[Stored items]
++++++

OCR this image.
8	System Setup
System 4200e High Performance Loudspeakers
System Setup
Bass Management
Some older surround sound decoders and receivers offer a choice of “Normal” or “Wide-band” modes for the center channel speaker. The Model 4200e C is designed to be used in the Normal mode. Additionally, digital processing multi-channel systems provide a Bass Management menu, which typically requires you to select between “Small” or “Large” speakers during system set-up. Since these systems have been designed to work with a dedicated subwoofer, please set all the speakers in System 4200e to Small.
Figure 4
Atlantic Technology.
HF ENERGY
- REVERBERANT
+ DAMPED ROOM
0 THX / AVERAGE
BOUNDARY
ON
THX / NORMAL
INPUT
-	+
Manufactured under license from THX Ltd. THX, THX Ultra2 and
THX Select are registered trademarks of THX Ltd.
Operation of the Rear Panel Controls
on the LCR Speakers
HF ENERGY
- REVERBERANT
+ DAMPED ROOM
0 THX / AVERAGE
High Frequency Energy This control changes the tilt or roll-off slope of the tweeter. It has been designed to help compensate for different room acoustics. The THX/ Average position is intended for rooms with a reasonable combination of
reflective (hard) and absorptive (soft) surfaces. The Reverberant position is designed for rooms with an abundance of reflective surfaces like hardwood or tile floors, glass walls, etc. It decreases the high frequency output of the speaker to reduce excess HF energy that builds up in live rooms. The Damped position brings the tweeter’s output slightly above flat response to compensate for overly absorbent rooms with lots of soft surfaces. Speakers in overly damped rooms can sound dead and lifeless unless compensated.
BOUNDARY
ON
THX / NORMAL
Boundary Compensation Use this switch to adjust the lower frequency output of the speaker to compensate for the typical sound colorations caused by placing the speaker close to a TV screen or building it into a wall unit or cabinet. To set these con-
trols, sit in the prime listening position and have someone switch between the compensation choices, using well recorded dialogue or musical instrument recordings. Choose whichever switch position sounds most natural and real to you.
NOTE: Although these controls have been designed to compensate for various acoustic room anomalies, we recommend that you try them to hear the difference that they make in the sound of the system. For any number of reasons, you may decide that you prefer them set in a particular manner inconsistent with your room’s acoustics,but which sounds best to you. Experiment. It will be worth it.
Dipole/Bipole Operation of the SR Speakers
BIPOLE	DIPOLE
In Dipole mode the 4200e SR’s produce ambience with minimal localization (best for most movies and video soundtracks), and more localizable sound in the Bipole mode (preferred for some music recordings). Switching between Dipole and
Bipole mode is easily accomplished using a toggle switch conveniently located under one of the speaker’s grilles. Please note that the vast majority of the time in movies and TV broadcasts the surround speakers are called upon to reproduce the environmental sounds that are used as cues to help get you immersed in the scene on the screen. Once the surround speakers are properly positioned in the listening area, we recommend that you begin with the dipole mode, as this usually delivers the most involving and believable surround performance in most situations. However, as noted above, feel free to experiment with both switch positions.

++++++

| Directions |
Reproduce every line above without error.

| Full solution |
OCR this image.
8	System Setup
System 4200e High Performance Loudspeakers
System Setup
Bass Management
Some older surround sound decoders and receivers offer a choice of “Normal” or “Wide-band” modes for the center channel speaker. The Model 4200e C is designed to be used in the Normal mode. Additionally, digital processing multi-channel systems provide a Bass Management menu, which typically requires you to select between “Small” or “Large” speakers during system set-up. Since these systems have been designed to work with a dedicated subwoofer, please set all the speakers in System 4200e to Small.
Figure 4
Atlantic Technology.
HF ENERGY
- REVERBERANT
+ DAMPED ROOM
0 THX / AVERAGE
BOUNDARY
ON
THX / NORMAL
INPUT
-	+
Manufactured under license from THX Ltd. THX, THX Ultra2 and
THX Select are registered trademarks of THX Ltd.
Operation of the Rear Panel Controls
on the LCR Speakers
HF ENERGY
- REVERBERANT
+ DAMPED ROOM
0 THX / AVERAGE
High Frequency Energy This control changes the tilt or roll-off slope of the tweeter. It has been designed to help compensate for different room acoustics. The THX/ Average position is intended for rooms with a reasonable combination of
reflective (hard) and absorptive (soft) surfaces. The Reverberant position is designed for rooms with an abundance of reflective surfaces like hardwood or tile floors, glass walls, etc. It decreases the high frequency output of the speaker to reduce excess HF energy that builds up in live rooms. The Damped position brings the tweeter’s output slightly above flat response to compensate for overly absorbent rooms with lots of soft surfaces. Speakers in overly damped rooms can sound dead and lifeless unless compensated.
BOUNDARY
ON
THX / NORMAL
Boundary Compensation Use this switch to adjust the lower frequency output of the speaker to compensate for the typical sound colorations caused by placing the speaker close to a TV screen or building it into a wall unit or cabinet. To set these con-
trols, sit in the prime listening position and have someone switch between the compensation choices, using well recorded dialogue or musical instrument recordings. Choose whichever switch position sounds most natural and real to you.
NOTE: Although these controls have been designed to compensate for various acoustic room anomalies, we recommend that you try them to hear the difference that they make in the sound of the system. For any number of reasons, you may decide that you prefer them set in a particular manner inconsistent with your room’s acoustics,but which sounds best to you. Experiment. It will be worth it.
Dipole/Bipole Operation of the SR Speakers
BIPOLE	DIPOLE
In Dipole mode the 4200e SR’s produce ambience with minimal localization (best for most movies and video soundtracks), and more localizable sound in the Bipole mode (preferred for some music recordings). Switching between Dipole and
Bipole mode is easily accomplished using a toggle switch conveniently located under one of the speaker’s grilles. Please note that the vast majority of the time in movies and TV broadcasts the surround speakers are called upon to reproduce the environmental sounds that are used as cues to help get you immersed in the scene on the screen. Once the surround speakers are properly positioned in the listening area, we recommend that you begin with the dipole mode, as this usually delivers the most involving and believable surround performance in most situations. However, as noted above, feel free to experiment with both switch positions.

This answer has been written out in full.